Collected data
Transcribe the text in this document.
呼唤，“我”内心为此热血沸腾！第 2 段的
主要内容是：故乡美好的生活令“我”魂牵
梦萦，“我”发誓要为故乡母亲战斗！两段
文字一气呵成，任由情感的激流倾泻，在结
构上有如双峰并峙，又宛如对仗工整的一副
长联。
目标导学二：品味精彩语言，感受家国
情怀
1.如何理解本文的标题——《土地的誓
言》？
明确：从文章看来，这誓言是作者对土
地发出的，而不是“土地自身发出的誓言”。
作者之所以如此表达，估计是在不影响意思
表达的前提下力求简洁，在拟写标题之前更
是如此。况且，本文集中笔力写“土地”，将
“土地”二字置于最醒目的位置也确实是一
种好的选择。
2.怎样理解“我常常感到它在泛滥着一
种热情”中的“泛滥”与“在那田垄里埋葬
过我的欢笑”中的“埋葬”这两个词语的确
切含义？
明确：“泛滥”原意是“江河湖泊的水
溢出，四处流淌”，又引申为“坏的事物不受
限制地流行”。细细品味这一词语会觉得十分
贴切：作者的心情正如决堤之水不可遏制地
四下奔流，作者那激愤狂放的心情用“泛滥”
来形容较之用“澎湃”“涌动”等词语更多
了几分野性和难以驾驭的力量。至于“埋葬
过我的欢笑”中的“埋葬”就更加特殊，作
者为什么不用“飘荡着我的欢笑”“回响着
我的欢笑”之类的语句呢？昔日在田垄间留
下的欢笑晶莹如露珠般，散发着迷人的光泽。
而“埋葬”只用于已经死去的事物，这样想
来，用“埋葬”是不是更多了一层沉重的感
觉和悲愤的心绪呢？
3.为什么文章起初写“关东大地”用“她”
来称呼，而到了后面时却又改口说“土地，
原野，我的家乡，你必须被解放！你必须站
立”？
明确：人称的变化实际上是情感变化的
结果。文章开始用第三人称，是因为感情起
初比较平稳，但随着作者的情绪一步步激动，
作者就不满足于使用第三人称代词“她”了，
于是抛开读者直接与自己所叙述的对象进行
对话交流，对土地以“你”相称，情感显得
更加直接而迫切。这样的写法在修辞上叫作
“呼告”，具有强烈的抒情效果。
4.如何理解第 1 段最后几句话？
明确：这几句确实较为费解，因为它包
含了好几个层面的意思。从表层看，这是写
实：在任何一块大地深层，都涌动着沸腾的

▶ [Written exercise] Repeat the listing above without any change.

▶ [Written reply]
Transcribe the text in this document.
呼唤，“我”内心为此热血沸腾！第 2 段的
主要内容是：故乡美好的生活令“我”魂牵
梦萦，“我”发誓要为故乡母亲战斗！两段
文字一气呵成，任由情感的激流倾泻，在结
构上有如双峰并峙，又宛如对仗工整的一副
长联。
目标导学二：品味精彩语言，感受家国
情怀
1.如何理解本文的标题——《土地的誓
言》？
明确：从文章看来，这誓言是作者对土
地发出的，而不是“土地自身发出的誓言”。
作者之所以如此表达，估计是在不影响意思
表达的前提下力求简洁，在拟写标题之前更
是如此。况且，本文集中笔力写“土地”，将
“土地”二字置于最醒目的位置也确实是一
种好的选择。
2.怎样理解“我常常感到它在泛滥着一
种热情”中的“泛滥”与“在那田垄里埋葬
过我的欢笑”中的“埋葬”这两个词语的确
切含义？
明确：“泛滥”原意是“江河湖泊的水
溢出，四处流淌”，又引申为“坏的事物不受
限制地流行”。细细品味这一词语会觉得十分
贴切：作者的心情正如决堤之水不可遏制地
四下奔流，作者那激愤狂放的心情用“泛滥”
来形容较之用“澎湃”“涌动”等词语更多
了几分野性和难以驾驭的力量。至于“埋葬
过我的欢笑”中的“埋葬”就更加特殊，作
者为什么不用“飘荡着我的欢笑”“回响着
我的欢笑”之类的语句呢？昔日在田垄间留
下的欢笑晶莹如露珠般，散发着迷人的光泽。
而“埋葬”只用于已经死去的事物，这样想
来，用“埋葬”是不是更多了一层沉重的感
觉和悲愤的心绪呢？
3.为什么文章起初写“关东大地”用“她”
来称呼，而到了后面时却又改口说“土地，
原野，我的家乡，你必须被解放！你必须站
立”？
明确：人称的变化实际上是情感变化的
结果。文章开始用第三人称，是因为感情起
初比较平稳，但随着作者的情绪一步步激动，
作者就不满足于使用第三人称代词“她”了，
于是抛开读者直接与自己所叙述的对象进行
对话交流，对土地以“你”相称，情感显得
更加直接而迫切。这样的写法在修辞上叫作
“呼告”，具有强烈的抒情效果。
4.如何理解第 1 段最后几句话？
明确：这几句确实较为费解，因为它包
含了好几个层面的意思。从表层看，这是写
实：在任何一块大地深层，都涌动着沸腾的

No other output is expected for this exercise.